Lines of data:
^^^^^^^^^^^^^^^^

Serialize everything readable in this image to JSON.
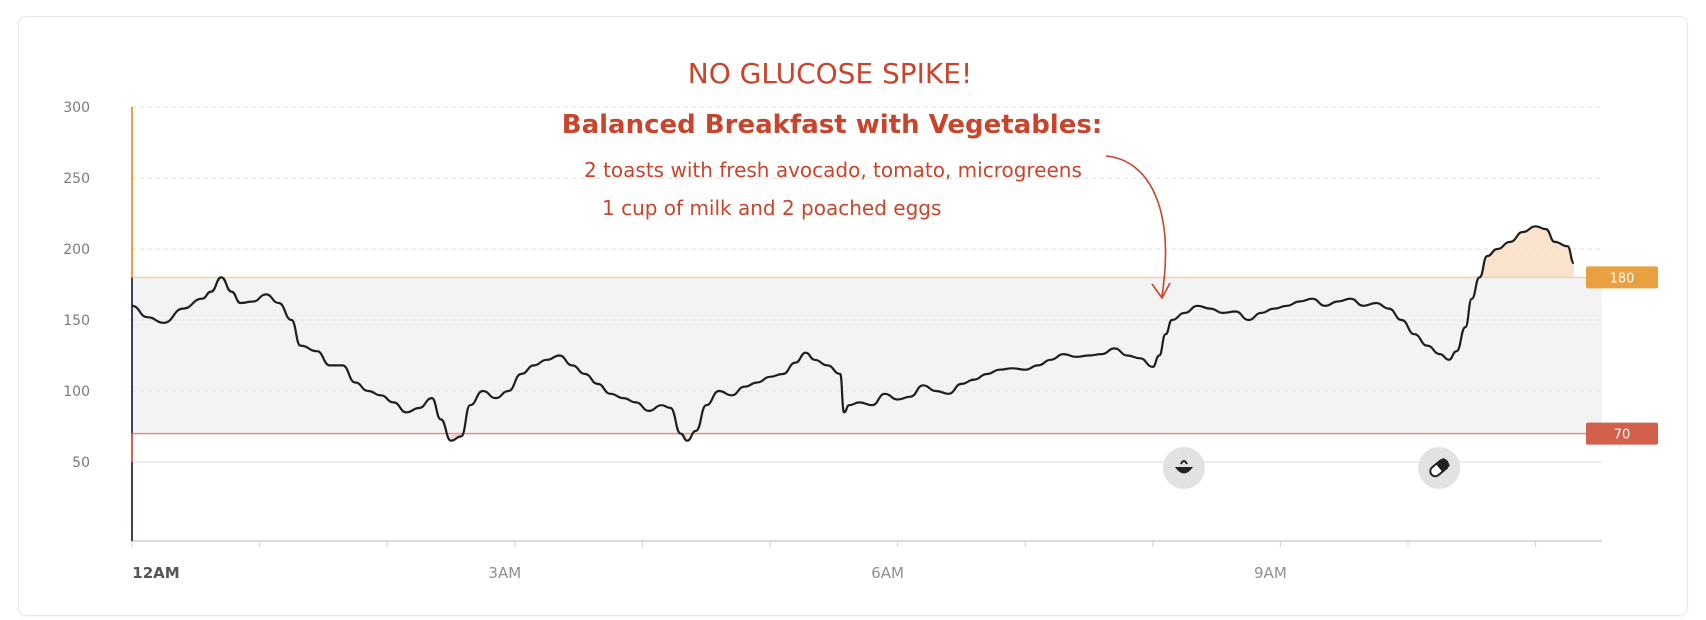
{
  "annotation": {
    "headline": "NO GLUCOSE SPIKE!",
    "subtitle": "Balanced Breakfast with Vegetables:",
    "line1": "2 toasts with fresh avocado, tomato, microgreens",
    "line2": "1 cup of milk  and 2 poached eggs"
  },
  "colors": {
    "glucose_line": "#1e1e1e",
    "high_threshold": "#e8a040",
    "low_threshold": "#d35f4d",
    "target_band": "#f3f3f3",
    "above_high_fill": "#f7dcc0",
    "annotation_text": "#c8452b"
  },
  "chart_data": {
    "type": "line",
    "title": "",
    "xlabel": "",
    "ylabel": "",
    "y_ticks": [
      "300",
      "250",
      "200",
      "150",
      "100",
      "50"
    ],
    "x_ticks": [
      {
        "label": "12AM",
        "hour": 0
      },
      {
        "label": "3AM",
        "hour": 3
      },
      {
        "label": "6AM",
        "hour": 6
      },
      {
        "label": "9AM",
        "hour": 9
      }
    ],
    "ylim": [
      0,
      300
    ],
    "xlim_hours": [
      0,
      11.6
    ],
    "thresholds": {
      "high": {
        "value": 180,
        "label": "180"
      },
      "low": {
        "value": 70,
        "label": "70"
      }
    },
    "grid": true,
    "events": [
      {
        "type": "meal",
        "hour": 8.15,
        "icon": "meal-bowl-icon"
      },
      {
        "type": "medication",
        "hour": 10.15,
        "icon": "pill-icon"
      }
    ],
    "series": [
      {
        "points": [
          [
            0.0,
            160
          ],
          [
            0.12,
            152
          ],
          [
            0.25,
            148
          ],
          [
            0.4,
            158
          ],
          [
            0.55,
            165
          ],
          [
            0.62,
            170
          ],
          [
            0.7,
            180
          ],
          [
            0.78,
            170
          ],
          [
            0.85,
            162
          ],
          [
            0.95,
            163
          ],
          [
            1.05,
            168
          ],
          [
            1.15,
            162
          ],
          [
            1.25,
            150
          ],
          [
            1.32,
            132
          ],
          [
            1.45,
            128
          ],
          [
            1.55,
            118
          ],
          [
            1.65,
            118
          ],
          [
            1.75,
            106
          ],
          [
            1.85,
            100
          ],
          [
            1.95,
            97
          ],
          [
            2.05,
            92
          ],
          [
            2.15,
            85
          ],
          [
            2.25,
            88
          ],
          [
            2.35,
            95
          ],
          [
            2.42,
            80
          ],
          [
            2.5,
            65
          ],
          [
            2.58,
            68
          ],
          [
            2.65,
            90
          ],
          [
            2.75,
            100
          ],
          [
            2.85,
            95
          ],
          [
            2.95,
            100
          ],
          [
            3.05,
            112
          ],
          [
            3.15,
            118
          ],
          [
            3.25,
            122
          ],
          [
            3.35,
            125
          ],
          [
            3.45,
            118
          ],
          [
            3.55,
            112
          ],
          [
            3.65,
            105
          ],
          [
            3.75,
            98
          ],
          [
            3.85,
            95
          ],
          [
            3.95,
            92
          ],
          [
            4.05,
            86
          ],
          [
            4.15,
            90
          ],
          [
            4.22,
            88
          ],
          [
            4.3,
            70
          ],
          [
            4.35,
            65
          ],
          [
            4.42,
            72
          ],
          [
            4.5,
            90
          ],
          [
            4.6,
            100
          ],
          [
            4.7,
            97
          ],
          [
            4.8,
            103
          ],
          [
            4.9,
            106
          ],
          [
            5.0,
            110
          ],
          [
            5.1,
            112
          ],
          [
            5.2,
            120
          ],
          [
            5.28,
            127
          ],
          [
            5.35,
            122
          ],
          [
            5.45,
            118
          ],
          [
            5.55,
            112
          ],
          [
            5.58,
            85
          ],
          [
            5.62,
            90
          ],
          [
            5.7,
            92
          ],
          [
            5.8,
            90
          ],
          [
            5.9,
            98
          ],
          [
            6.0,
            94
          ],
          [
            6.1,
            96
          ],
          [
            6.2,
            104
          ],
          [
            6.3,
            100
          ],
          [
            6.4,
            98
          ],
          [
            6.5,
            105
          ],
          [
            6.6,
            108
          ],
          [
            6.7,
            112
          ],
          [
            6.8,
            115
          ],
          [
            6.9,
            116
          ],
          [
            7.0,
            115
          ],
          [
            7.1,
            118
          ],
          [
            7.2,
            122
          ],
          [
            7.3,
            126
          ],
          [
            7.4,
            124
          ],
          [
            7.5,
            125
          ],
          [
            7.6,
            126
          ],
          [
            7.7,
            130
          ],
          [
            7.8,
            125
          ],
          [
            7.9,
            123
          ],
          [
            8.0,
            117
          ],
          [
            8.05,
            125
          ],
          [
            8.1,
            140
          ],
          [
            8.15,
            150
          ],
          [
            8.25,
            155
          ],
          [
            8.35,
            160
          ],
          [
            8.45,
            158
          ],
          [
            8.55,
            155
          ],
          [
            8.65,
            156
          ],
          [
            8.75,
            150
          ],
          [
            8.85,
            155
          ],
          [
            8.95,
            158
          ],
          [
            9.05,
            160
          ],
          [
            9.15,
            163
          ],
          [
            9.25,
            165
          ],
          [
            9.35,
            160
          ],
          [
            9.45,
            163
          ],
          [
            9.55,
            165
          ],
          [
            9.65,
            160
          ],
          [
            9.75,
            162
          ],
          [
            9.85,
            158
          ],
          [
            9.95,
            150
          ],
          [
            10.05,
            140
          ],
          [
            10.15,
            132
          ],
          [
            10.25,
            126
          ],
          [
            10.32,
            122
          ],
          [
            10.38,
            128
          ],
          [
            10.45,
            145
          ],
          [
            10.5,
            165
          ],
          [
            10.56,
            180
          ],
          [
            10.62,
            195
          ],
          [
            10.7,
            200
          ],
          [
            10.8,
            205
          ],
          [
            10.9,
            212
          ],
          [
            11.0,
            216
          ],
          [
            11.08,
            214
          ],
          [
            11.15,
            205
          ],
          [
            11.25,
            202
          ],
          [
            11.3,
            190
          ]
        ]
      }
    ]
  }
}
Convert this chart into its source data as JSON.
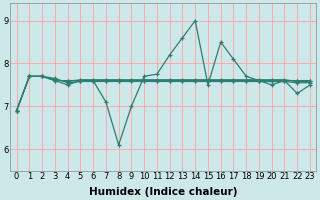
{
  "xlabel": "Humidex (Indice chaleur)",
  "background_color": "#cce8e8",
  "grid_color": "#ffaaaa",
  "line_color": "#2e7d72",
  "x": [
    0,
    1,
    2,
    3,
    4,
    5,
    6,
    7,
    8,
    9,
    10,
    11,
    12,
    13,
    14,
    15,
    16,
    17,
    18,
    19,
    20,
    21,
    22,
    23
  ],
  "lines": [
    [
      6.9,
      7.7,
      7.7,
      7.6,
      7.5,
      7.6,
      7.6,
      7.1,
      6.1,
      7.0,
      7.7,
      7.75,
      8.2,
      8.6,
      9.0,
      7.5,
      8.5,
      8.1,
      7.7,
      7.6,
      7.5,
      7.6,
      7.3,
      7.5
    ],
    [
      6.9,
      7.7,
      7.7,
      7.6,
      7.6,
      7.6,
      7.6,
      7.6,
      7.6,
      7.6,
      7.6,
      7.6,
      7.6,
      7.6,
      7.6,
      7.6,
      7.6,
      7.6,
      7.6,
      7.6,
      7.6,
      7.6,
      7.6,
      7.6
    ],
    [
      6.9,
      7.7,
      7.7,
      7.62,
      7.58,
      7.62,
      7.62,
      7.62,
      7.62,
      7.62,
      7.62,
      7.62,
      7.62,
      7.62,
      7.62,
      7.62,
      7.62,
      7.62,
      7.62,
      7.62,
      7.62,
      7.62,
      7.58,
      7.58
    ],
    [
      6.9,
      7.7,
      7.7,
      7.65,
      7.55,
      7.58,
      7.58,
      7.58,
      7.58,
      7.58,
      7.58,
      7.58,
      7.58,
      7.58,
      7.58,
      7.58,
      7.58,
      7.58,
      7.58,
      7.58,
      7.58,
      7.58,
      7.55,
      7.55
    ]
  ],
  "ylim": [
    5.5,
    9.4
  ],
  "yticks": [
    6,
    7,
    8,
    9
  ],
  "xticks": [
    0,
    1,
    2,
    3,
    4,
    5,
    6,
    7,
    8,
    9,
    10,
    11,
    12,
    13,
    14,
    15,
    16,
    17,
    18,
    19,
    20,
    21,
    22,
    23
  ],
  "tick_fontsize": 6,
  "label_fontsize": 7.5
}
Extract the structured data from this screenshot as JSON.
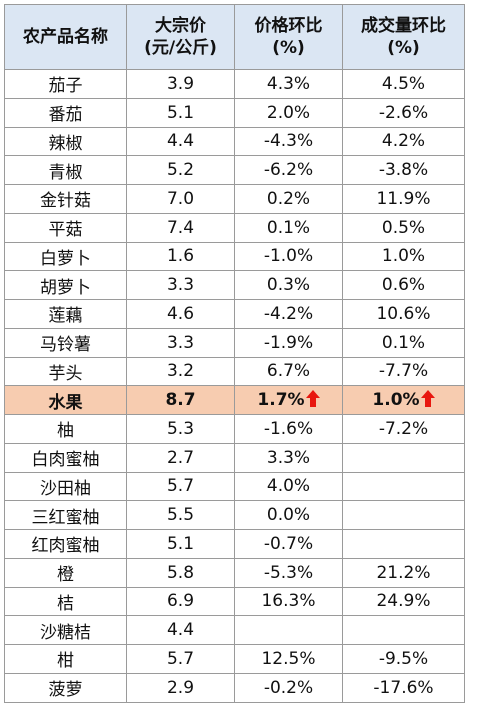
{
  "headers": [
    {
      "line1": "农产品名称",
      "line2": ""
    },
    {
      "line1": "大宗价",
      "line2": "(元/公斤)"
    },
    {
      "line1": "价格环比",
      "line2": "(%)"
    },
    {
      "line1": "成交量环比",
      "line2": "(%)"
    }
  ],
  "rows": [
    {
      "name": "茄子",
      "price": "3.9",
      "price_mom": "4.3%",
      "volume_mom": "4.5%"
    },
    {
      "name": "番茄",
      "price": "5.1",
      "price_mom": "2.0%",
      "volume_mom": "-2.6%"
    },
    {
      "name": "辣椒",
      "price": "4.4",
      "price_mom": "-4.3%",
      "volume_mom": "4.2%"
    },
    {
      "name": "青椒",
      "price": "5.2",
      "price_mom": "-6.2%",
      "volume_mom": "-3.8%"
    },
    {
      "name": "金针菇",
      "price": "7.0",
      "price_mom": "0.2%",
      "volume_mom": "11.9%"
    },
    {
      "name": "平菇",
      "price": "7.4",
      "price_mom": "0.1%",
      "volume_mom": "0.5%"
    },
    {
      "name": "白萝卜",
      "price": "1.6",
      "price_mom": "-1.0%",
      "volume_mom": "1.0%"
    },
    {
      "name": "胡萝卜",
      "price": "3.3",
      "price_mom": "0.3%",
      "volume_mom": "0.6%"
    },
    {
      "name": "莲藕",
      "price": "4.6",
      "price_mom": "-4.2%",
      "volume_mom": "10.6%"
    },
    {
      "name": "马铃薯",
      "price": "3.3",
      "price_mom": "-1.9%",
      "volume_mom": "0.1%"
    },
    {
      "name": "芋头",
      "price": "3.2",
      "price_mom": "6.7%",
      "volume_mom": "-7.7%"
    },
    {
      "name": "水果",
      "price": "8.7",
      "price_mom": "1.7%",
      "volume_mom": "1.0%",
      "highlight": true,
      "price_arrow": "up-arrow-red",
      "volume_arrow": "up-arrow-red"
    },
    {
      "name": "柚",
      "price": "5.3",
      "price_mom": "-1.6%",
      "volume_mom": "-7.2%"
    },
    {
      "name": "白肉蜜柚",
      "price": "2.7",
      "price_mom": "3.3%",
      "volume_mom": ""
    },
    {
      "name": "沙田柚",
      "price": "5.7",
      "price_mom": "4.0%",
      "volume_mom": ""
    },
    {
      "name": "三红蜜柚",
      "price": "5.5",
      "price_mom": "0.0%",
      "volume_mom": ""
    },
    {
      "name": "红肉蜜柚",
      "price": "5.1",
      "price_mom": "-0.7%",
      "volume_mom": ""
    },
    {
      "name": "橙",
      "price": "5.8",
      "price_mom": "-5.3%",
      "volume_mom": "21.2%"
    },
    {
      "name": "桔",
      "price": "6.9",
      "price_mom": "16.3%",
      "volume_mom": "24.9%"
    },
    {
      "name": "沙糖桔",
      "price": "4.4",
      "price_mom": "",
      "volume_mom": ""
    },
    {
      "name": "柑",
      "price": "5.7",
      "price_mom": "12.5%",
      "volume_mom": "-9.5%"
    },
    {
      "name": "菠萝",
      "price": "2.9",
      "price_mom": "-0.2%",
      "volume_mom": "-17.6%"
    }
  ],
  "colors": {
    "header_bg": "#dbe6f3",
    "highlight_bg": "#f7ccb0",
    "arrow": "#e8170f",
    "border": "#9a9a9a"
  }
}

^^^^^^^^^^^^^^^^

- **Your goal**
Say how many lines have the string "with" in them, offering no words beyond the number.

- **Solution**
2